• [Job]:
Nothing may be dropped or altered: reproduce all the data.

• [Record set]:

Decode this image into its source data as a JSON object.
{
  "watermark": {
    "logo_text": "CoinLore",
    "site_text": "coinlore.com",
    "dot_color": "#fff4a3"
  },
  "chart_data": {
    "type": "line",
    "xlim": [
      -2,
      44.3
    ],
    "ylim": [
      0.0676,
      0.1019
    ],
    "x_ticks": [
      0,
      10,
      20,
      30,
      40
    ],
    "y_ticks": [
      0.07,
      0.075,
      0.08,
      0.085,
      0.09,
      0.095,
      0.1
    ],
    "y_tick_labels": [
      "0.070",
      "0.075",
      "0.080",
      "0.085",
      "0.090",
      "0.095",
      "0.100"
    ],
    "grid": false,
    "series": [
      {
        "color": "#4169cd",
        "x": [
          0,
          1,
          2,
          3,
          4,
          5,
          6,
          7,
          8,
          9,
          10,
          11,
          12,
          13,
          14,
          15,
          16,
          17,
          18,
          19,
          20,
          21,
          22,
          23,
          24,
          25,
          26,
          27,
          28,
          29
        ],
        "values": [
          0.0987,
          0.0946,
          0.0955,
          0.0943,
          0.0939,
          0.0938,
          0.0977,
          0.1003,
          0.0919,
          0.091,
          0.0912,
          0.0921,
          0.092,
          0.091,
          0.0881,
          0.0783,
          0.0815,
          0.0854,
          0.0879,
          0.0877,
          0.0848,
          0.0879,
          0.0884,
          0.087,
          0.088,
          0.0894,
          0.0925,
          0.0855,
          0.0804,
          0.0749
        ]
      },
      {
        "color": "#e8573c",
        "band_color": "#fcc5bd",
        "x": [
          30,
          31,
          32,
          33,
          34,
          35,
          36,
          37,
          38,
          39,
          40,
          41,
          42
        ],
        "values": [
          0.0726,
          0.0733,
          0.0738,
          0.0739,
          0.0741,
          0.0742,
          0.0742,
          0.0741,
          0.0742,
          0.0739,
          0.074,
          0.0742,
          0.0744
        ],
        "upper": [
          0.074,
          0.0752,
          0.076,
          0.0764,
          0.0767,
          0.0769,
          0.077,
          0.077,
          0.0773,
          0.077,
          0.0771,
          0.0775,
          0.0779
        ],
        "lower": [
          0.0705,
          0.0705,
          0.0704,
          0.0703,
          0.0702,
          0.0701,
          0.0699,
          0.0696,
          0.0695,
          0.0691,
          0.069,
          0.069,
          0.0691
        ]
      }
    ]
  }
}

• [Correct result]:
Decode this image into its source data as a JSON object.
{
  "watermark": {
    "logo_text": "CoinLore",
    "site_text": "coinlore.com",
    "dot_color": "#fff4a3"
  },
  "chart_data": {
    "type": "line",
    "xlim": [
      -2,
      44.3
    ],
    "ylim": [
      0.0676,
      0.1019
    ],
    "x_ticks": [
      0,
      10,
      20,
      30,
      40
    ],
    "y_ticks": [
      0.07,
      0.075,
      0.08,
      0.085,
      0.09,
      0.095,
      0.1
    ],
    "y_tick_labels": [
      "0.070",
      "0.075",
      "0.080",
      "0.085",
      "0.090",
      "0.095",
      "0.100"
    ],
    "grid": false,
    "series": [
      {
        "color": "#4169cd",
        "x": [
          0,
          1,
          2,
          3,
          4,
          5,
          6,
          7,
          8,
          9,
          10,
          11,
          12,
          13,
          14,
          15,
          16,
          17,
          18,
          19,
          20,
          21,
          22,
          23,
          24,
          25,
          26,
          27,
          28,
          29
        ],
        "values": [
          0.0987,
          0.0946,
          0.0955,
          0.0943,
          0.0939,
          0.0938,
          0.0977,
          0.1003,
          0.0919,
          0.091,
          0.0912,
          0.0921,
          0.092,
          0.091,
          0.0881,
          0.0783,
          0.0815,
          0.0854,
          0.0879,
          0.0877,
          0.0848,
          0.0879,
          0.0884,
          0.087,
          0.088,
          0.0894,
          0.0925,
          0.0855,
          0.0804,
          0.0749
        ]
      },
      {
        "color": "#e8573c",
        "band_color": "#fcc5bd",
        "x": [
          30,
          31,
          32,
          33,
          34,
          35,
          36,
          37,
          38,
          39,
          40,
          41,
          42
        ],
        "values": [
          0.0726,
          0.0733,
          0.0738,
          0.0739,
          0.0741,
          0.0742,
          0.0742,
          0.0741,
          0.0742,
          0.0739,
          0.074,
          0.0742,
          0.0744
        ],
        "upper": [
          0.074,
          0.0752,
          0.076,
          0.0764,
          0.0767,
          0.0769,
          0.077,
          0.077,
          0.0773,
          0.077,
          0.0771,
          0.0775,
          0.0779
        ],
        "lower": [
          0.0705,
          0.0705,
          0.0704,
          0.0703,
          0.0702,
          0.0701,
          0.0699,
          0.0696,
          0.0695,
          0.0691,
          0.069,
          0.069,
          0.0691
        ]
      }
    ]
  }
}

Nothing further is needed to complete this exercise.